### Task input
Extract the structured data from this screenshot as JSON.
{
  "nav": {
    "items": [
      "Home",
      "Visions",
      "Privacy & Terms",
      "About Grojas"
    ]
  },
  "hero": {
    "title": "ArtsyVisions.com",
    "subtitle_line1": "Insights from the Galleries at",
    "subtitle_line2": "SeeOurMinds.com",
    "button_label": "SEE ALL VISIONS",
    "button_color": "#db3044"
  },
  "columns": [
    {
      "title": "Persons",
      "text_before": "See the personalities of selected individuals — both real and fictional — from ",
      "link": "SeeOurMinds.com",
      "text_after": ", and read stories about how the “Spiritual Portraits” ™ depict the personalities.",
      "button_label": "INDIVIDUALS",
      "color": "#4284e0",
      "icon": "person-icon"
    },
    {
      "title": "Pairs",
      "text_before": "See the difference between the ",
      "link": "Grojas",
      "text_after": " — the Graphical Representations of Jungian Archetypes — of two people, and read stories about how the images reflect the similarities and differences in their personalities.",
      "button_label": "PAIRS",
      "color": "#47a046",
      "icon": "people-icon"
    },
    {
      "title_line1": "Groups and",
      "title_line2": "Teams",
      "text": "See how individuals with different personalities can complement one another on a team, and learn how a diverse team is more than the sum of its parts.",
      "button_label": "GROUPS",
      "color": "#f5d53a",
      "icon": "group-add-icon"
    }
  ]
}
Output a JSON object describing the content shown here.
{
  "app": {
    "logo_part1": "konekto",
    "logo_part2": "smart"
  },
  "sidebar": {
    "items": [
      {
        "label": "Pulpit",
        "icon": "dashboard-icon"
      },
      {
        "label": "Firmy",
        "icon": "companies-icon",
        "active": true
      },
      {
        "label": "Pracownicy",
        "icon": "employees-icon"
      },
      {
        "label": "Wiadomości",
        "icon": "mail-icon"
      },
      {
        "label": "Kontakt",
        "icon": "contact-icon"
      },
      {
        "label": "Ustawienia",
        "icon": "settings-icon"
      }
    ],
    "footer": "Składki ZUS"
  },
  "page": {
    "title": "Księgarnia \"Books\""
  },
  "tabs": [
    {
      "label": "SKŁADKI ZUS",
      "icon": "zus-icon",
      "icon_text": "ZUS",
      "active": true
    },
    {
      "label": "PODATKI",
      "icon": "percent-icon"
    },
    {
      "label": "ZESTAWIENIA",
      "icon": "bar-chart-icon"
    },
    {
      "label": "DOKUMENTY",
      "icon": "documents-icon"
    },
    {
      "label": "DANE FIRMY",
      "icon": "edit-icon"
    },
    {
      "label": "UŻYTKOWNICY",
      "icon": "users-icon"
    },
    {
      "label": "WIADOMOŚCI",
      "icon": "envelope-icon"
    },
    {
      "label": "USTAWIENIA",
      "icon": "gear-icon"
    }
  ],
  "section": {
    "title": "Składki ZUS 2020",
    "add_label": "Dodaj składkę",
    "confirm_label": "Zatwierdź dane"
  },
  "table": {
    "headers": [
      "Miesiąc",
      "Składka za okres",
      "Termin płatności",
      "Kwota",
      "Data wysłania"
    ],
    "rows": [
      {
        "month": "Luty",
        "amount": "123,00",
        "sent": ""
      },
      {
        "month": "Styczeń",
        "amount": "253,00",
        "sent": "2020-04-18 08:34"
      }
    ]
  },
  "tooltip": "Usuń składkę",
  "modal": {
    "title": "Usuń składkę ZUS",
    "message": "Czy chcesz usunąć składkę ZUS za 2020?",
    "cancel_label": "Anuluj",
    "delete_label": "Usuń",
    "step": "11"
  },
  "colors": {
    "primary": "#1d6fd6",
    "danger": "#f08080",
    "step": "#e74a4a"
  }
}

### Exercise task
From the records above, extract everything verbatim.

### Exercise output
Extract the structured data from this screenshot as JSON.
{
  "nav": {
    "items": [
      "Home",
      "Visions",
      "Privacy & Terms",
      "About Grojas"
    ]
  },
  "hero": {
    "title": "ArtsyVisions.com",
    "subtitle_line1": "Insights from the Galleries at",
    "subtitle_line2": "SeeOurMinds.com",
    "button_label": "SEE ALL VISIONS",
    "button_color": "#db3044"
  },
  "columns": [
    {
      "title": "Persons",
      "text_before": "See the personalities of selected individuals — both real and fictional — from ",
      "link": "SeeOurMinds.com",
      "text_after": ", and read stories about how the “Spiritual Portraits” ™ depict the personalities.",
      "button_label": "INDIVIDUALS",
      "color": "#4284e0",
      "icon": "person-icon"
    },
    {
      "title": "Pairs",
      "text_before": "See the difference between the ",
      "link": "Grojas",
      "text_after": " — the Graphical Representations of Jungian Archetypes — of two people, and read stories about how the images reflect the similarities and differences in their personalities.",
      "button_label": "PAIRS",
      "color": "#47a046",
      "icon": "people-icon"
    },
    {
      "title_line1": "Groups and",
      "title_line2": "Teams",
      "text": "See how individuals with different personalities can complement one another on a team, and learn how a diverse team is more than the sum of its parts.",
      "button_label": "GROUPS",
      "color": "#f5d53a",
      "icon": "group-add-icon"
    }
  ]
}
Output a JSON object describing the content shown here.
{
  "app": {
    "logo_part1": "konekto",
    "logo_part2": "smart"
  },
  "sidebar": {
    "items": [
      {
        "label": "Pulpit",
        "icon": "dashboard-icon"
      },
      {
        "label": "Firmy",
        "icon": "companies-icon",
        "active": true
      },
      {
        "label": "Pracownicy",
        "icon": "employees-icon"
      },
      {
        "label": "Wiadomości",
        "icon": "mail-icon"
      },
      {
        "label": "Kontakt",
        "icon": "contact-icon"
      },
      {
        "label": "Ustawienia",
        "icon": "settings-icon"
      }
    ],
    "footer": "Składki ZUS"
  },
  "page": {
    "title": "Księgarnia \"Books\""
  },
  "tabs": [
    {
      "label": "SKŁADKI ZUS",
      "icon": "zus-icon",
      "icon_text": "ZUS",
      "active": true
    },
    {
      "label": "PODATKI",
      "icon": "percent-icon"
    },
    {
      "label": "ZESTAWIENIA",
      "icon": "bar-chart-icon"
    },
    {
      "label": "DOKUMENTY",
      "icon": "documents-icon"
    },
    {
      "label": "DANE FIRMY",
      "icon": "edit-icon"
    },
    {
      "label": "UŻYTKOWNICY",
      "icon": "users-icon"
    },
    {
      "label": "WIADOMOŚCI",
      "icon": "envelope-icon"
    },
    {
      "label": "USTAWIENIA",
      "icon": "gear-icon"
    }
  ],
  "section": {
    "title": "Składki ZUS 2020",
    "add_label": "Dodaj składkę",
    "confirm_label": "Zatwierdź dane"
  },
  "table": {
    "headers": [
      "Miesiąc",
      "Składka za okres",
      "Termin płatności",
      "Kwota",
      "Data wysłania"
    ],
    "rows": [
      {
        "month": "Luty",
        "amount": "123,00",
        "sent": ""
      },
      {
        "month": "Styczeń",
        "amount": "253,00",
        "sent": "2020-04-18 08:34"
      }
    ]
  },
  "tooltip": "Usuń składkę",
  "modal": {
    "title": "Usuń składkę ZUS",
    "message": "Czy chcesz usunąć składkę ZUS za 2020?",
    "cancel_label": "Anuluj",
    "delete_label": "Usuń",
    "step": "11"
  },
  "colors": {
    "primary": "#1d6fd6",
    "danger": "#f08080",
    "step": "#e74a4a"
  }
}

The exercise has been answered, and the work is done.